**DATA EXTRACT:**
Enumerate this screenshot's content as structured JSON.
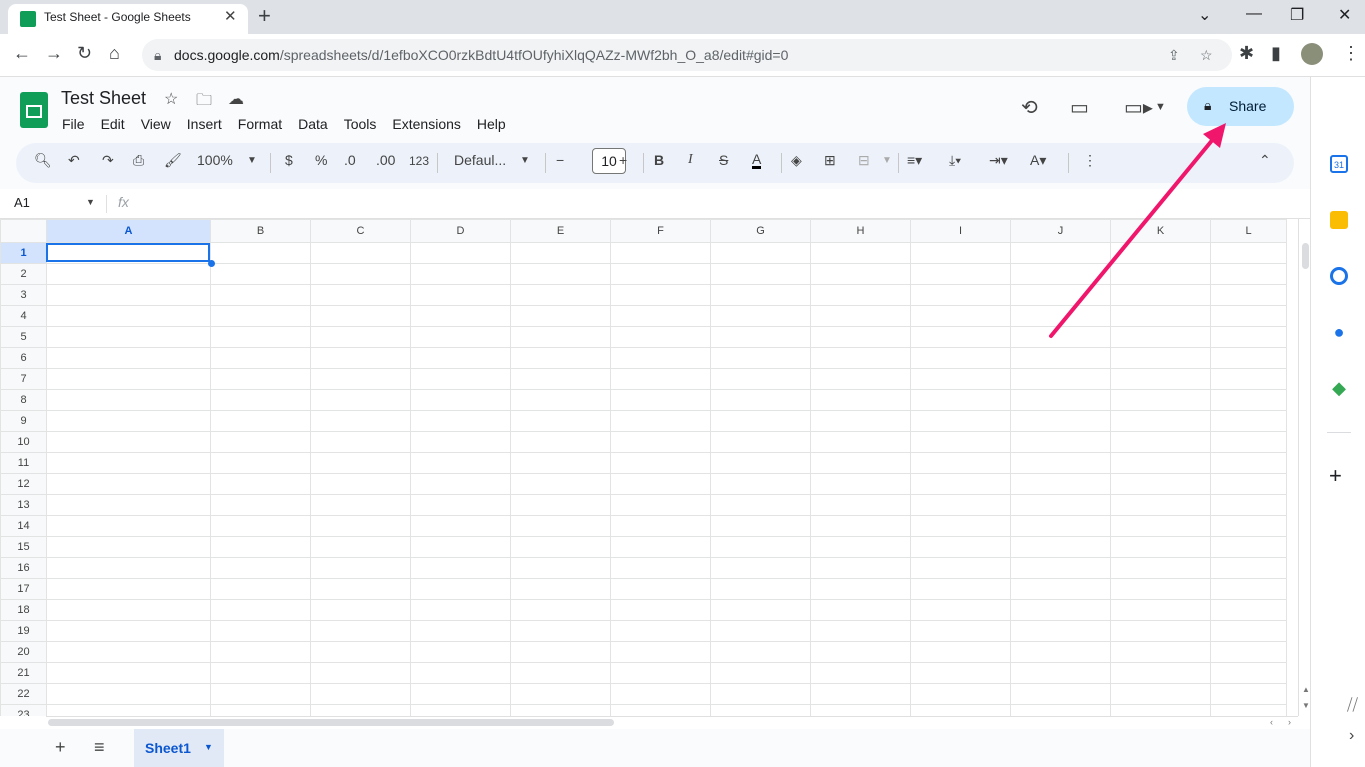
{
  "browser": {
    "tab_title": "Test Sheet - Google Sheets",
    "url_host": "docs.google.com",
    "url_path": "/spreadsheets/d/1efboXCO0rzkBdtU4tfOUfyhiXlqQAZz-MWf2bh_O_a8/edit#gid=0"
  },
  "doc": {
    "title": "Test Sheet",
    "menus": [
      "File",
      "Edit",
      "View",
      "Insert",
      "Format",
      "Data",
      "Tools",
      "Extensions",
      "Help"
    ],
    "share_label": "Share"
  },
  "toolbar": {
    "zoom": "100%",
    "currency": "$",
    "percent": "%",
    "decrease_decimal": ".0",
    "increase_decimal": ".00",
    "more_formats": "123",
    "font_family": "Defaul...",
    "font_size": "10",
    "bold": "B",
    "italic": "I",
    "strike": "S",
    "text_color": "A"
  },
  "formula_bar": {
    "name_box": "A1",
    "fx": "fx"
  },
  "grid": {
    "columns": [
      "A",
      "B",
      "C",
      "D",
      "E",
      "F",
      "G",
      "H",
      "I",
      "J",
      "K",
      "L"
    ],
    "rows": [
      "1",
      "2",
      "3",
      "4",
      "5",
      "6",
      "7",
      "8",
      "9",
      "10",
      "11",
      "12",
      "13",
      "14",
      "15",
      "16",
      "17",
      "18",
      "19",
      "20",
      "21",
      "22",
      "23"
    ],
    "selected_cell": "A1"
  },
  "sheets": {
    "active": "Sheet1"
  },
  "side_panel": {
    "calendar_day": "31"
  },
  "colors": {
    "accent": "#1a73e8",
    "share_bg": "#c2e7ff",
    "annotation_arrow": "#f0166c",
    "sheets_green": "#0f9d58"
  }
}
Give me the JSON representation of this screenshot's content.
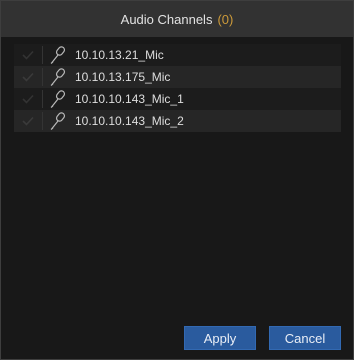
{
  "dialog": {
    "title": "Audio Channels",
    "count": "(0)"
  },
  "channels": [
    {
      "label": "10.10.13.21_Mic",
      "checked": false,
      "icon": "microphone-icon"
    },
    {
      "label": "10.10.13.175_Mic",
      "checked": false,
      "icon": "microphone-icon"
    },
    {
      "label": "10.10.10.143_Mic_1",
      "checked": false,
      "icon": "microphone-icon"
    },
    {
      "label": "10.10.10.143_Mic_2",
      "checked": false,
      "icon": "microphone-icon"
    }
  ],
  "buttons": {
    "apply": "Apply",
    "cancel": "Cancel"
  },
  "colors": {
    "title_count": "#cc9a3a",
    "button": "#2a5b9e",
    "background": "#181818"
  }
}
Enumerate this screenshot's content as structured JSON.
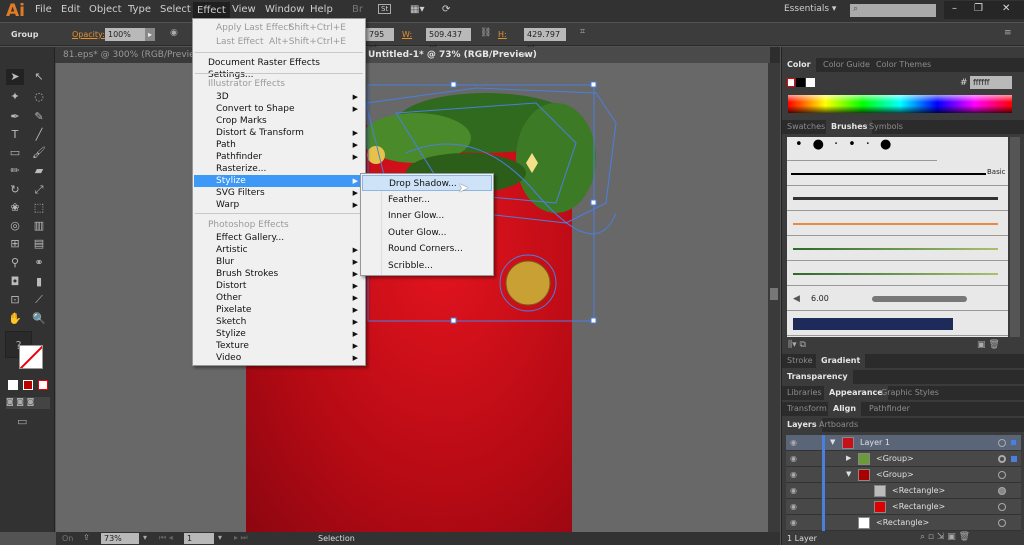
{
  "app": {
    "logo": "Ai"
  },
  "menubar": {
    "items": [
      "File",
      "Edit",
      "Object",
      "Type",
      "Select",
      "Effect",
      "View",
      "Window",
      "Help"
    ],
    "workspace": "Essentials",
    "search_placeholder": ""
  },
  "control": {
    "selection": "Group",
    "opacity_label": "Opacity:",
    "opacity": "100%",
    "x_value": "795 pt",
    "w_label": "W:",
    "w_value": "509.437 pt",
    "h_label": "H:",
    "h_value": "429.797 pt"
  },
  "doc_tabs": [
    {
      "label": "81.eps* @ 300% (RGB/Preview)",
      "active": false
    },
    {
      "label": "Untitled-1* @ 73% (RGB/Preview)",
      "active": true
    }
  ],
  "effect_menu": {
    "apply_last": {
      "label": "Apply Last Effect",
      "shortcut": "Shift+Ctrl+E"
    },
    "last": {
      "label": "Last Effect",
      "shortcut": "Alt+Shift+Ctrl+E"
    },
    "doc_raster": "Document Raster Effects Settings...",
    "illustrator_header": "Illustrator Effects",
    "illustrator_items": [
      "3D",
      "Convert to Shape",
      "Crop Marks",
      "Distort & Transform",
      "Path",
      "Pathfinder",
      "Rasterize...",
      "Stylize",
      "SVG Filters",
      "Warp"
    ],
    "photoshop_header": "Photoshop Effects",
    "photoshop_items": [
      "Effect Gallery...",
      "Artistic",
      "Blur",
      "Brush Strokes",
      "Distort",
      "Other",
      "Pixelate",
      "Sketch",
      "Stylize",
      "Texture",
      "Video"
    ],
    "highlighted": "Stylize"
  },
  "stylize_submenu": {
    "items": [
      "Drop Shadow...",
      "Feather...",
      "Inner Glow...",
      "Outer Glow...",
      "Round Corners...",
      "Scribble..."
    ],
    "highlighted": "Drop Shadow..."
  },
  "status": {
    "zoom": "73%",
    "artboard": "1",
    "tool": "Selection"
  },
  "panels": {
    "color_tabs": [
      "Color",
      "Color Guide",
      "Color Themes"
    ],
    "hex_label": "#",
    "hex": "ffffff",
    "swatch_tabs": [
      "Swatches",
      "Brushes",
      "Symbols"
    ],
    "brush_basic": "Basic",
    "brush_size": "6.00",
    "stroke_tabs": [
      "Stroke",
      "Gradient"
    ],
    "transparency_tab": "Transparency",
    "appearance_tabs": [
      "Libraries",
      "Appearance",
      "Graphic Styles"
    ],
    "transform_tabs": [
      "Transform",
      "Align",
      "Pathfinder"
    ],
    "layers_tabs": [
      "Layers",
      "Artboards"
    ],
    "layers": [
      {
        "name": "Layer 1"
      },
      {
        "name": "<Group>"
      },
      {
        "name": "<Group>"
      },
      {
        "name": "<Rectangle>"
      },
      {
        "name": "<Rectangle>"
      },
      {
        "name": "<Rectangle>"
      }
    ],
    "layers_count": "1 Layer"
  },
  "colors": {
    "accent": "#3e98f5",
    "artboard": "#c8101a",
    "selection": "#4a7fe0"
  }
}
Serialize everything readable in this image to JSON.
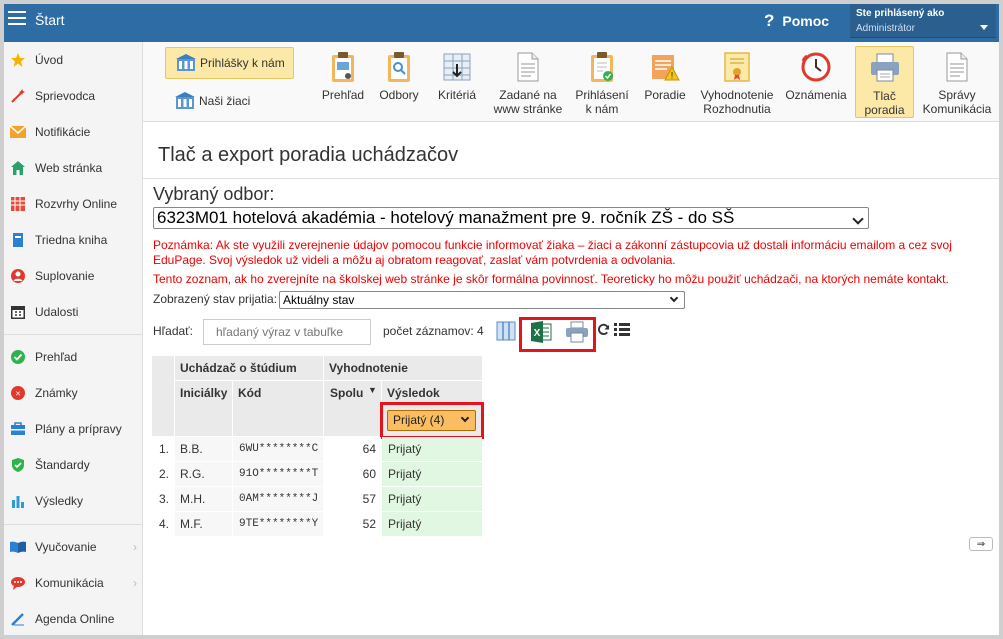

**WHAT THE TASK ASKS:**
Write out every line from the entries where "Preview" appears.

**THE OUTPUT:**
      "label": "81.eps* @ 300% (RGB/Preview)",
      "label": "Untitled-1* @ 73% (RGB/Preview)",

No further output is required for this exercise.